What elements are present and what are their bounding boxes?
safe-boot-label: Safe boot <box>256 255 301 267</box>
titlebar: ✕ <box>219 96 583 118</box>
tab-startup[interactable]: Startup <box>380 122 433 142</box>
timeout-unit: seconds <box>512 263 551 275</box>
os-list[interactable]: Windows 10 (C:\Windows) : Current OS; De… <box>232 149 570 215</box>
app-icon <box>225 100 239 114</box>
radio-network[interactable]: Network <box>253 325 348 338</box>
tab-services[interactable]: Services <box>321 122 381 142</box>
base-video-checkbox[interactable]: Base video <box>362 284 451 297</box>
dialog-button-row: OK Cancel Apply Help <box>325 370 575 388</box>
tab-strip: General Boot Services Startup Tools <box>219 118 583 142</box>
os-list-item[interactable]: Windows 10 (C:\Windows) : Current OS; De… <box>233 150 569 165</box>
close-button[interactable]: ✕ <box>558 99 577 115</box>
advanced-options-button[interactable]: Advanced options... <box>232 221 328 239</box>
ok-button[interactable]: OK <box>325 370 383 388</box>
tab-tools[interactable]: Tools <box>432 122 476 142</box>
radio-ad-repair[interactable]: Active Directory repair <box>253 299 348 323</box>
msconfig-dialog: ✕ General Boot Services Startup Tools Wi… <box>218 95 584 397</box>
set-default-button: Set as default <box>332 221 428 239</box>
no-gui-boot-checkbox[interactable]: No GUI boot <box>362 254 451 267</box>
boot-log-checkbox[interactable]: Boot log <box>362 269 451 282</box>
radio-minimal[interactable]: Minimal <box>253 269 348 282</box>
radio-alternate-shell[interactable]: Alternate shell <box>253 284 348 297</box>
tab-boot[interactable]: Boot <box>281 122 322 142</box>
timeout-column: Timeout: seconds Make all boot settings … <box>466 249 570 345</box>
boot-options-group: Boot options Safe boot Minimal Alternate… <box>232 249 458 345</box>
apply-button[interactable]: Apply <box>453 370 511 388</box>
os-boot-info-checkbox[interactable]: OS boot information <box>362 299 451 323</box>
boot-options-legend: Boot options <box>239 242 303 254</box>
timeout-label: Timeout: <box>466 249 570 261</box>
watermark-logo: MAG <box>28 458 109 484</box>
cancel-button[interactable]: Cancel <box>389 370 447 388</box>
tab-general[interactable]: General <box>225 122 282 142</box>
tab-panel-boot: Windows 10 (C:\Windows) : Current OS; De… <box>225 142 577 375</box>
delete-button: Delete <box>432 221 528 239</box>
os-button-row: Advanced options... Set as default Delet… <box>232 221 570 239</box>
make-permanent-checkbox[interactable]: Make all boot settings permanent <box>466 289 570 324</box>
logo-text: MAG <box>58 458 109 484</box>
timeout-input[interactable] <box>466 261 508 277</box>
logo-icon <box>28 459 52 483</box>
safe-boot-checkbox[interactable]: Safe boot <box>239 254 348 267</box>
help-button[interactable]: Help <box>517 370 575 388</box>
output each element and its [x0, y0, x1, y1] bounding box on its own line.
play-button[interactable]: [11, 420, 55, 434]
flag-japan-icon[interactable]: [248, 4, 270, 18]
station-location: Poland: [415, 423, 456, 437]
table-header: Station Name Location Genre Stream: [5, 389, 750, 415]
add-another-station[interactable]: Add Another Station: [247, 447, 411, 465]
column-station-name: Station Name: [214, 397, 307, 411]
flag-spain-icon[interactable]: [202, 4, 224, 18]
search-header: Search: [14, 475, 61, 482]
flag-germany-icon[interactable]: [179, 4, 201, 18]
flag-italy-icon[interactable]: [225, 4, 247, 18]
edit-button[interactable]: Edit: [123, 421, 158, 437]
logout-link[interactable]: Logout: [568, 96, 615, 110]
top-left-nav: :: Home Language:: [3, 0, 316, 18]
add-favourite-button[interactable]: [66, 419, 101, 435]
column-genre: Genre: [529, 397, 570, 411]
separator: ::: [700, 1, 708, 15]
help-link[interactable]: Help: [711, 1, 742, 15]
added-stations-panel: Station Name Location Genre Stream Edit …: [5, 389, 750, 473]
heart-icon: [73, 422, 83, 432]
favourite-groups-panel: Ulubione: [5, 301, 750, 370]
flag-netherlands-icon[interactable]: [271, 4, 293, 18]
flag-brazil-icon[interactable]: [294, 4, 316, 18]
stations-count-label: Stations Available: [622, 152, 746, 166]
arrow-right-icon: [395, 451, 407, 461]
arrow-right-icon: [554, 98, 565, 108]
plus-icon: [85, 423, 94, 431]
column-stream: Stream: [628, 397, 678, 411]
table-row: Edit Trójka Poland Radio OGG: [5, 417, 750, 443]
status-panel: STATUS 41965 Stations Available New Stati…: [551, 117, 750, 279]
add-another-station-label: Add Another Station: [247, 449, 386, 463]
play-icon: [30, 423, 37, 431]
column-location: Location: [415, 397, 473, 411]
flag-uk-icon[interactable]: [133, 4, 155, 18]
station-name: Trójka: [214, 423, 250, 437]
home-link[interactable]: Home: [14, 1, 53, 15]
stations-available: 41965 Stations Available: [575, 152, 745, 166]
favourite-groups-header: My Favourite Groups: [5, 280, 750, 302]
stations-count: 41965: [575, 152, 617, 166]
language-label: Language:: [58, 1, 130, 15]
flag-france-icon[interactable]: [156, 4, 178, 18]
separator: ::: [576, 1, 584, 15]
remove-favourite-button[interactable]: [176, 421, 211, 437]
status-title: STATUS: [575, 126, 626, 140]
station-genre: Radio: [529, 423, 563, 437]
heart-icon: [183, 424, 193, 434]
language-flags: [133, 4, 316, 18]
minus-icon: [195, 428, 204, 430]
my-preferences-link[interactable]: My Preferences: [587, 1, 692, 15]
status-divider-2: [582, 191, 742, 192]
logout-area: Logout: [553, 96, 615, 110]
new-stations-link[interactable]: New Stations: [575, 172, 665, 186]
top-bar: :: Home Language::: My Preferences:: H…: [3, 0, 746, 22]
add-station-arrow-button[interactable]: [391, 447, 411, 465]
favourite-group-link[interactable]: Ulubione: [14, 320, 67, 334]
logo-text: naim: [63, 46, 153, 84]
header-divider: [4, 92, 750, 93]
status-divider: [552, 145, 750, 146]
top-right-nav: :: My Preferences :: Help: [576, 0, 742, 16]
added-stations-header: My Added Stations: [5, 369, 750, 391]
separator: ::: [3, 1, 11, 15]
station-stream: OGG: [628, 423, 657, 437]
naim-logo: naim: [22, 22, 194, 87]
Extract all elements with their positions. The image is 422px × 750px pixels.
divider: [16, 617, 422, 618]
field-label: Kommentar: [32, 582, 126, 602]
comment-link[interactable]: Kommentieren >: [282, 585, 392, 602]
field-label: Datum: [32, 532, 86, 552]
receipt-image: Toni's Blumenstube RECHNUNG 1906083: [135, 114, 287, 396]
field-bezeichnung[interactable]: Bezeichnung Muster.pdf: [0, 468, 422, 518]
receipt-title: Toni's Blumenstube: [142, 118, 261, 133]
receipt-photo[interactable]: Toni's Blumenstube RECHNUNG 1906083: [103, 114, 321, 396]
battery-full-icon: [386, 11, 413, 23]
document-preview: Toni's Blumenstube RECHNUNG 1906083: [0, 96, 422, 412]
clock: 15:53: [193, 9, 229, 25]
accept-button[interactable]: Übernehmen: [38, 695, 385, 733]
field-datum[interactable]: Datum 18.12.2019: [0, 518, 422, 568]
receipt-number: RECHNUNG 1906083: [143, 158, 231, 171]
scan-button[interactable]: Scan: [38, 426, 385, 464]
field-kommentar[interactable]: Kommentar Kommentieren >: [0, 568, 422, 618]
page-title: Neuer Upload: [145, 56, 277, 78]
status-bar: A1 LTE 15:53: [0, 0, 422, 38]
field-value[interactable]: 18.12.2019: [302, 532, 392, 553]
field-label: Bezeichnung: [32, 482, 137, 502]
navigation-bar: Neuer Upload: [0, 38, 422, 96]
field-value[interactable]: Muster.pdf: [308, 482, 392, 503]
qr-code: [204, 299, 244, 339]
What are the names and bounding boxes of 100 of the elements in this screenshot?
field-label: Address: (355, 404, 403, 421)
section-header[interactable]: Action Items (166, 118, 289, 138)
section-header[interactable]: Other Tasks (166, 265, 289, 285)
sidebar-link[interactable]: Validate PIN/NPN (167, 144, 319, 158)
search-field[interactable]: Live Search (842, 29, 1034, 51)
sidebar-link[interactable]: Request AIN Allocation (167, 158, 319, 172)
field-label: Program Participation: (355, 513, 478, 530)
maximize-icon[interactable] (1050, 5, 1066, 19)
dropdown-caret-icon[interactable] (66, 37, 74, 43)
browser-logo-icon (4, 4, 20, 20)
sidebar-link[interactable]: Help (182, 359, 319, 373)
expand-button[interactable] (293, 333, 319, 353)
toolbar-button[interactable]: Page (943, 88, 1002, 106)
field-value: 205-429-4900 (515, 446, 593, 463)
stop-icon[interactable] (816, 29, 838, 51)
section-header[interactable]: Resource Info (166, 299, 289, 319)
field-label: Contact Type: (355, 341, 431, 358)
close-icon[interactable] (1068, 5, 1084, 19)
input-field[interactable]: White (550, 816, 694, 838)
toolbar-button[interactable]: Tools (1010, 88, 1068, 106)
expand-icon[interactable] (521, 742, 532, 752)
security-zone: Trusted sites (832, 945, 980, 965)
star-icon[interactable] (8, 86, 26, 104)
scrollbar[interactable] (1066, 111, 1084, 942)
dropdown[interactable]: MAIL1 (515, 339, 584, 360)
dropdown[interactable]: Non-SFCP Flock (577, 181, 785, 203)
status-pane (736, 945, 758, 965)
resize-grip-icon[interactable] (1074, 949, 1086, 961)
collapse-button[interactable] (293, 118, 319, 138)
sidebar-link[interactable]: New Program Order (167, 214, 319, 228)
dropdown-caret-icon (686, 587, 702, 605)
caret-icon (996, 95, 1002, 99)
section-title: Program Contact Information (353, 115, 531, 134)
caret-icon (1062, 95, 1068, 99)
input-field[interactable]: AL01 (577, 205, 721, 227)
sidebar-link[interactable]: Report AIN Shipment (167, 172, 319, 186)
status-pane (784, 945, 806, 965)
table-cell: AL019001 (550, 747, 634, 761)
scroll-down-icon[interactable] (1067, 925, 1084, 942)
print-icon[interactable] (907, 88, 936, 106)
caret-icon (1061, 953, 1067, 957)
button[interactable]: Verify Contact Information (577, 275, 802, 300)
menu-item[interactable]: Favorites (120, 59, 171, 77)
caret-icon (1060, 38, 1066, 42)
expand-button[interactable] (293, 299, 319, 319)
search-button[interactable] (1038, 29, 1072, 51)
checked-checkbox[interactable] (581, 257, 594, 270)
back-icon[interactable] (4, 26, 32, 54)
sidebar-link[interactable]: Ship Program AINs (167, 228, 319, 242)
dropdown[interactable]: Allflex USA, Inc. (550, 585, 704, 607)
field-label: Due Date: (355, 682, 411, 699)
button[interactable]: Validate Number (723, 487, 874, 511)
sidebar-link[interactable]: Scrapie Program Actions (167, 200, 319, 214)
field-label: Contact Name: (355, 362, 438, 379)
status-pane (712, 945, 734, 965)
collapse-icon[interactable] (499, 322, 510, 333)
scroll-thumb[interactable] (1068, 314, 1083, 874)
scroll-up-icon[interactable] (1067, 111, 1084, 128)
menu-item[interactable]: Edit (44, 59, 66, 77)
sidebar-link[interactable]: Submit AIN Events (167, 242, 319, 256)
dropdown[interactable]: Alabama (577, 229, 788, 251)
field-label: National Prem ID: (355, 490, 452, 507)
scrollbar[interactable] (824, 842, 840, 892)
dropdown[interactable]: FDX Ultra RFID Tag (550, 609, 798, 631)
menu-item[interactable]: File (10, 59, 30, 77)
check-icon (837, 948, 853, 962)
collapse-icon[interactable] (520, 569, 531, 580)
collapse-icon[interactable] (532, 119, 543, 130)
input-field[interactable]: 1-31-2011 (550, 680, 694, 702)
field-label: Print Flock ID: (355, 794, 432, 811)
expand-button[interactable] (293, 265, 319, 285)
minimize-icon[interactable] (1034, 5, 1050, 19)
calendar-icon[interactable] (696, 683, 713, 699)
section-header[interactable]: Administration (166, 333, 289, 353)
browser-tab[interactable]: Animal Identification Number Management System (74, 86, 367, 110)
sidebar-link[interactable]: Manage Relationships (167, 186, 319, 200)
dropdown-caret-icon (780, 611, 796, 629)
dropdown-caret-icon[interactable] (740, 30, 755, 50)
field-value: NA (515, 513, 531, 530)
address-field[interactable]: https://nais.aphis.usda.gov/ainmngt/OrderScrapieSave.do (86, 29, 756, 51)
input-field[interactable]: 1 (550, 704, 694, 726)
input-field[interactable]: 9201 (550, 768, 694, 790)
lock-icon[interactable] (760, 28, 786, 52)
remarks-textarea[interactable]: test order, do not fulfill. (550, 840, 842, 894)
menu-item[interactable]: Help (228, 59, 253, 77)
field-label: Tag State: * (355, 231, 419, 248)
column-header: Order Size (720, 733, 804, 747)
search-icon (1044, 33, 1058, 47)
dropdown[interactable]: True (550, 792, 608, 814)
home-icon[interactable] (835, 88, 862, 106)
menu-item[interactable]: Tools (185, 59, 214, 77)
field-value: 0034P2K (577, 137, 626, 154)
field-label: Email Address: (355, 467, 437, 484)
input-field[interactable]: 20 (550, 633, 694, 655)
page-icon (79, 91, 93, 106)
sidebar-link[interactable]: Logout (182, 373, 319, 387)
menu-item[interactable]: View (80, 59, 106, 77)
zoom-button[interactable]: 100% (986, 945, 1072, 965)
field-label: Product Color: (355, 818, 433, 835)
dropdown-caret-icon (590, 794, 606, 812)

- [练习]: 请一字不改地抄写以上数据中的若干行：从第一行起，到含有“tab-strip: General Boot”的那一行为止，首尾两行都要包括在内。

- [正确输出]:
What elements are present and what are their bounding boxes?
safe-boot-label: Safe boot <box>256 255 301 267</box>
titlebar: ✕ <box>219 96 583 118</box>
tab-startup[interactable]: Startup <box>380 122 433 142</box>
timeout-unit: seconds <box>512 263 551 275</box>
os-list[interactable]: Windows 10 (C:\Windows) : Current OS; De… <box>232 149 570 215</box>
app-icon <box>225 100 239 114</box>
radio-network[interactable]: Network <box>253 325 348 338</box>
tab-services[interactable]: Services <box>321 122 381 142</box>
base-video-checkbox[interactable]: Base video <box>362 284 451 297</box>
dialog-button-row: OK Cancel Apply Help <box>325 370 575 388</box>
tab-strip: General Boot Services Startup Tools <box>219 118 583 142</box>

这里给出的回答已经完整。